GOAL OF THE EXERCISE —
Please pull out every line that includes the string "kind".

Stored data —
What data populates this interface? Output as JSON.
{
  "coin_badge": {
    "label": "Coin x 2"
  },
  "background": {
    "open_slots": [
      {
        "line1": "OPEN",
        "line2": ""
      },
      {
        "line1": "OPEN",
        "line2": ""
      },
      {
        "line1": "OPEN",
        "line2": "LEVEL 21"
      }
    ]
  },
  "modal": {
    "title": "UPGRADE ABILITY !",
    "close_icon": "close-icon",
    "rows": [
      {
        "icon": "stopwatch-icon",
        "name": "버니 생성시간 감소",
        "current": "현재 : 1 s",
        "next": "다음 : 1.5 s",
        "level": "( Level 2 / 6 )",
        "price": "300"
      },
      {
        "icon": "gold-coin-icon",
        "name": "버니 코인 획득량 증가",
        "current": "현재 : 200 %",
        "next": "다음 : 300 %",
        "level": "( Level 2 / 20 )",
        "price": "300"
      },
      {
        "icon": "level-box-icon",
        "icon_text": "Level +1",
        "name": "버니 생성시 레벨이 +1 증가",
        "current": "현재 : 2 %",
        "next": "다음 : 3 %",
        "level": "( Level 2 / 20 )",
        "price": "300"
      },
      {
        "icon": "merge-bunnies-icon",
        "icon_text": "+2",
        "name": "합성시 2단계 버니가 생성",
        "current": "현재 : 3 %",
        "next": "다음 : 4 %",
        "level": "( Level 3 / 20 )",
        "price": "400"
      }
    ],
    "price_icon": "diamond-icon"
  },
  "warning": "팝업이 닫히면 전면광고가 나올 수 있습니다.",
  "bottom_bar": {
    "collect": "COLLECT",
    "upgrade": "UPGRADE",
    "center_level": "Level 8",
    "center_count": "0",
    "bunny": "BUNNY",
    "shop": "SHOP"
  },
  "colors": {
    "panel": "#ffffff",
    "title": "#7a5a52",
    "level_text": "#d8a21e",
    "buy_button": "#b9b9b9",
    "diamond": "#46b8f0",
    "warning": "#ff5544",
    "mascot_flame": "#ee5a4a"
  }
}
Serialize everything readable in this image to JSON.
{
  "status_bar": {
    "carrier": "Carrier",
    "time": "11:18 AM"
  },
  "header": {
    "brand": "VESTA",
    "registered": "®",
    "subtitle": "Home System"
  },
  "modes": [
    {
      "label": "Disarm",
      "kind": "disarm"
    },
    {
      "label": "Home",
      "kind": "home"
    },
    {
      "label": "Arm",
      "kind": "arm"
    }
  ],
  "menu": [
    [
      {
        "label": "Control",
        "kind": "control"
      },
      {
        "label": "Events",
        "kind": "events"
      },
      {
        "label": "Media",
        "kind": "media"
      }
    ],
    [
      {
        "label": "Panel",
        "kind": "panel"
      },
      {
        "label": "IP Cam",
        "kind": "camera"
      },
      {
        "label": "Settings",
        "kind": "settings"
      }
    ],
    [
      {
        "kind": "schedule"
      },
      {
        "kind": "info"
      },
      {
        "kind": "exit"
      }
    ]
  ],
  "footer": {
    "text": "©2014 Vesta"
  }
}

SOLUTION BELOW —
      "kind": "disarm"
      "kind": "home"
      "kind": "arm"
        "kind": "control"
        "kind": "events"
        "kind": "media"
        "kind": "panel"
        "kind": "camera"
        "kind": "settings"
        "kind": "schedule"
        "kind": "info"
        "kind": "exit"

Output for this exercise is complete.